_Text excerpt_

########

Eric Muller, Adobe
July 26, 2014
In Unicode 7.0, there is a linebreak opportunity between ? or ! and U+2026 … HORIZONTAL ELLIPSIS. It is not uncommon to encounter these sequences and the break opportunity is highly undesirable.
Both ? and ! have the lb property value EX (exclamation), and the other characters with that property are very similar (see below).
… has the lb property value IN (inseparable), and the other characters with that property are very similar (see below).
So it seems that preventing breaks betwen EX and IN is a good way to solve the problem (by opposition to giving other property values to ?, ! or …).
Rule LB22 is:
Do not break between two ellipses, or between letters or numbers and ellipsis. (AL | HL) × IN ID × IN IN × IN NU × IN
I propose to extend this rule by adding EX x IN to it, and change "letters or numbers" to "letters, numbers or exclamations".
I suspect that breaking before IN should be the exception rather than the norm, and that many more categories should be included here, but the proposal is only to include EX.

########

_Data lines_
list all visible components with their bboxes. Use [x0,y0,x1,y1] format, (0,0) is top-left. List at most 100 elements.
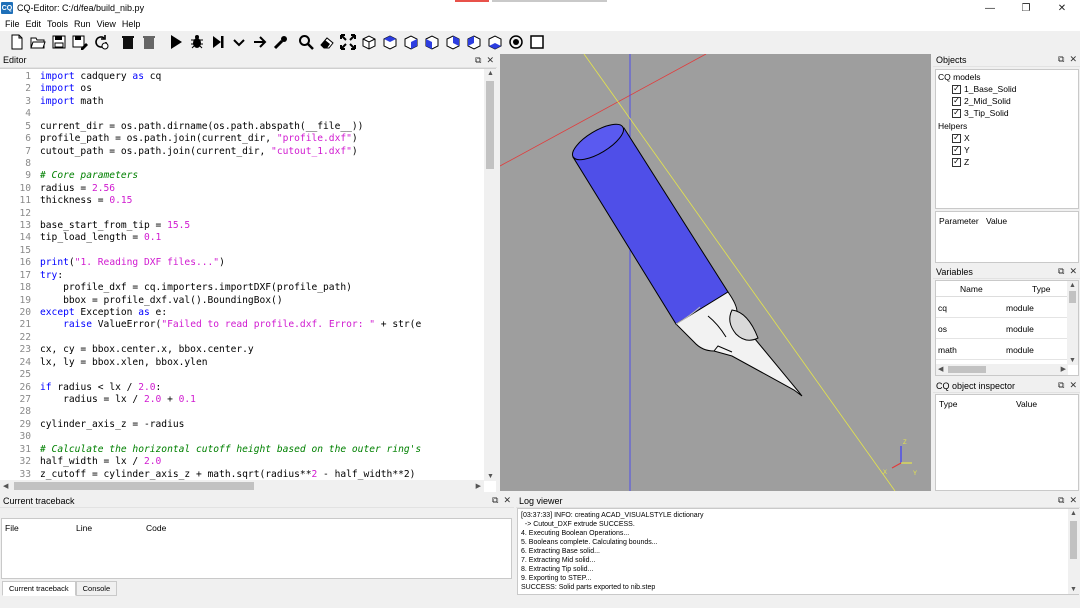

########

_Problems and tasks_
(1) In the line-break proposal, which lb property value does U+2026 HORIZONTAL ELLIPSIS have?
(2) Write out the line-break proposal word for word, from "Both ? and !" up to and including "to include EX.".

_Responses by task_
(1) IN (inseparable)

(2)
Both ? and ! have the lb property value EX (exclamation), and the other characters with that property are very similar (see below).
… has the lb property value IN (inseparable), and the other characters with that property are very similar (see below).
So it seems that preventing breaks betwen EX and IN is a good way to solve the problem (by opposition to giving other property values to ?, ! or …).
Rule LB22 is:
Do not break between two ellipses, or between letters or numbers and ellipsis. (AL | HL) × IN ID × IN IN × IN NU × IN
I propose to extend this rule by adding EX x IN to it, and change "letters or numbers" to "letters, numbers or exclamations".
I suspect that breaking before IN should be the exception rather than the norm, and that many more categories should be included here, but the proposal is only to include EX.